## [GIVEN EXERCISE]
Gather each line of the records where "Displacement" appears.

#### GIVEN ENTRIES

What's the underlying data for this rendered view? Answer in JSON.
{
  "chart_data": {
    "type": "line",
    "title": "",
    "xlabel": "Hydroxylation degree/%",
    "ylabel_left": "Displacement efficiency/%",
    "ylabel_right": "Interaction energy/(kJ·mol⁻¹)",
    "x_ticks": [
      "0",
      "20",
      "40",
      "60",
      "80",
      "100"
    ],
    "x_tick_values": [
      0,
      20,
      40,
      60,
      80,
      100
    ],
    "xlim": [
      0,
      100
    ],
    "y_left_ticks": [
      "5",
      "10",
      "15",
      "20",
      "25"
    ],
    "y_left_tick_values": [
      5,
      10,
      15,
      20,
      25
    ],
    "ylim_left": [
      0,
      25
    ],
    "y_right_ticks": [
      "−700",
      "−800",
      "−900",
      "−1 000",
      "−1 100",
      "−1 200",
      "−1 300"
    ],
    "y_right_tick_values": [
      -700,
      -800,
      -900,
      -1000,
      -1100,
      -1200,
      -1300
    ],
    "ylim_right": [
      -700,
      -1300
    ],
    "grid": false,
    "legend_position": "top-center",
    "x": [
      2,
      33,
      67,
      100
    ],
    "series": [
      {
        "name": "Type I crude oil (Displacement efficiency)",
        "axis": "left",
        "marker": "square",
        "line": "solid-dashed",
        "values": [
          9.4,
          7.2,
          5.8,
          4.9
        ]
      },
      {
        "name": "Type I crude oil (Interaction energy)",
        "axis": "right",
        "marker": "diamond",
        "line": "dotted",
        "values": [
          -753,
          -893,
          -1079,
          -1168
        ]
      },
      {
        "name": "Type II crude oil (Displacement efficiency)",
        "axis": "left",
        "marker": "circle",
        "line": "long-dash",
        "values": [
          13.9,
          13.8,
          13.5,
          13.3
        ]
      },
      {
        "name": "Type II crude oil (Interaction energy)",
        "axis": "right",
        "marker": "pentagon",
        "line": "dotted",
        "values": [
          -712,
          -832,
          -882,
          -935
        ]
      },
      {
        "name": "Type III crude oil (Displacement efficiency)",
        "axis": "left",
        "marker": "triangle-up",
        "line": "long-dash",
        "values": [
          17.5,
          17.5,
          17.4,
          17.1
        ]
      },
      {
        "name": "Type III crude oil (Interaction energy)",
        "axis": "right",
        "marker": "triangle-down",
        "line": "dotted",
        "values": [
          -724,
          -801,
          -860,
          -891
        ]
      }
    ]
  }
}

########

## [FULL OUTPUT]
    "ylabel_left": "Displacement efficiency/%",
        "name": "Type I crude oil (Displacement efficiency)",
        "name": "Type II crude oil (Displacement efficiency)",
        "name": "Type III crude oil (Displacement efficiency)",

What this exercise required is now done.